Requirements> Every entry below must be repeated exactly; skip the pictures.
******************************
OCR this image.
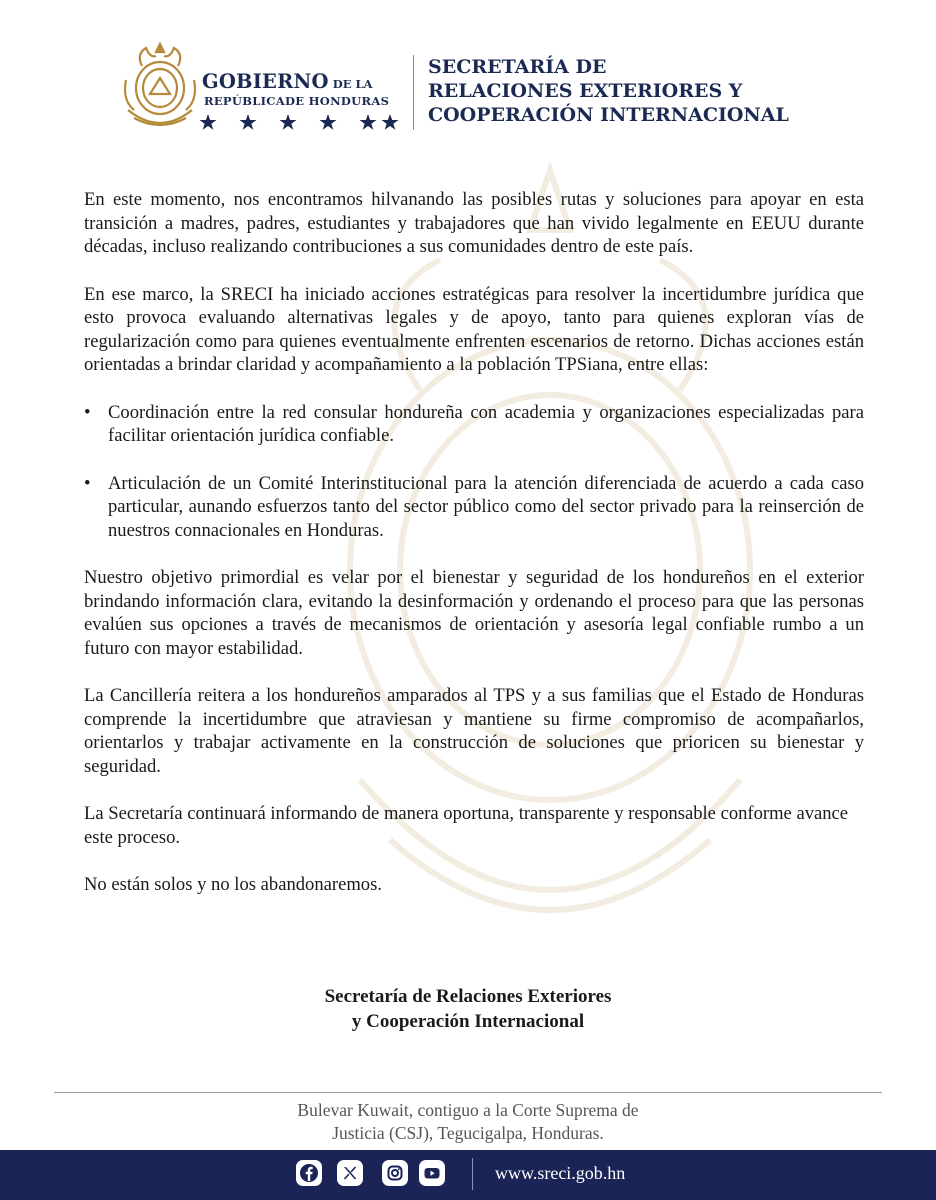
GOBIERNO DE LA
REPÚBLICADE HONDURAS
SECRETARÍA DE
RELACIONES EXTERIORES Y
COOPERACIÓN INTERNACIONAL

En este momento, nos encontramos hilvanando las posibles rutas y soluciones para apoyar en esta transición a madres, padres, estudiantes y trabajadores que han vivido legalmente en EEUU durante décadas, incluso realizando contribuciones a sus comunidades dentro de este país.

En ese marco, la SRECI ha iniciado acciones estratégicas para resolver la incertidumbre jurídica que esto provoca evaluando alternativas legales y de apoyo, tanto para quienes exploran vías de regularización como para quienes eventualmente enfrenten escenarios de retorno. Dichas acciones están orientadas a brindar claridad y acompañamiento a la población TPSiana, entre ellas:

• Coordinación entre la red consular hondureña con academia y organizaciones especializadas para facilitar orientación jurídica confiable.
• Articulación de un Comité Interinstitucional para la atención diferenciada de acuerdo a cada caso particular, aunando esfuerzos tanto del sector público como del sector privado para la reinserción de nuestros connacionales en Honduras.

Nuestro objetivo primordial es velar por el bienestar y seguridad de los hondureños en el exterior brindando información clara, evitando la desinformación y ordenando el proceso para que las personas evalúen sus opciones a través de mecanismos de orientación y asesoría legal confiable rumbo a un futuro con mayor estabilidad.

La Cancillería reitera a los hondureños amparados al TPS y a sus familias que el Estado de Honduras comprende la incertidumbre que atraviesan y mantiene su firme compromiso de acompañarlos, orientarlos y trabajar activamente en la construcción de soluciones que prioricen su bienestar y seguridad.

La Secretaría continuará informando de manera oportuna, transparente y responsable conforme avance este proceso.

No están solos y no los abandonaremos.

Secretaría de Relaciones Exteriores
y Cooperación Internacional
Bulevar Kuwait, contiguo a la Corte Suprema de
Justicia (CSJ), Tegucigalpa, Honduras.
www.sreci.gob.hn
******************************
Reply to the task>
OCR this image.
GOBIERNO DE LA
REPÚBLICADE HONDURAS
SECRETARÍA DE
RELACIONES EXTERIORES Y
COOPERACIÓN INTERNACIONAL

En este momento, nos encontramos hilvanando las posibles rutas y soluciones para apoyar en esta transición a madres, padres, estudiantes y trabajadores que han vivido legalmente en EEUU durante décadas, incluso realizando contribuciones a sus comunidades dentro de este país.

En ese marco, la SRECI ha iniciado acciones estratégicas para resolver la incertidumbre jurídica que esto provoca evaluando alternativas legales y de apoyo, tanto para quienes exploran vías de regularización como para quienes eventualmente enfrenten escenarios de retorno. Dichas acciones están orientadas a brindar claridad y acompañamiento a la población TPSiana, entre ellas:

• Coordinación entre la red consular hondureña con academia y organizaciones especializadas para facilitar orientación jurídica confiable.
• Articulación de un Comité Interinstitucional para la atención diferenciada de acuerdo a cada caso particular, aunando esfuerzos tanto del sector público como del sector privado para la reinserción de nuestros connacionales en Honduras.

Nuestro objetivo primordial es velar por el bienestar y seguridad de los hondureños en el exterior brindando información clara, evitando la desinformación y ordenando el proceso para que las personas evalúen sus opciones a través de mecanismos de orientación y asesoría legal confiable rumbo a un futuro con mayor estabilidad.

La Cancillería reitera a los hondureños amparados al TPS y a sus familias que el Estado de Honduras comprende la incertidumbre que atraviesan y mantiene su firme compromiso de acompañarlos, orientarlos y trabajar activamente en la construcción de soluciones que prioricen su bienestar y seguridad.

La Secretaría continuará informando de manera oportuna, transparente y responsable conforme avance este proceso.

No están solos y no los abandonaremos.

Secretaría de Relaciones Exteriores
y Cooperación Internacional
Bulevar Kuwait, contiguo a la Corte Suprema de
Justicia (CSJ), Tegucigalpa, Honduras.
www.sreci.gob.hn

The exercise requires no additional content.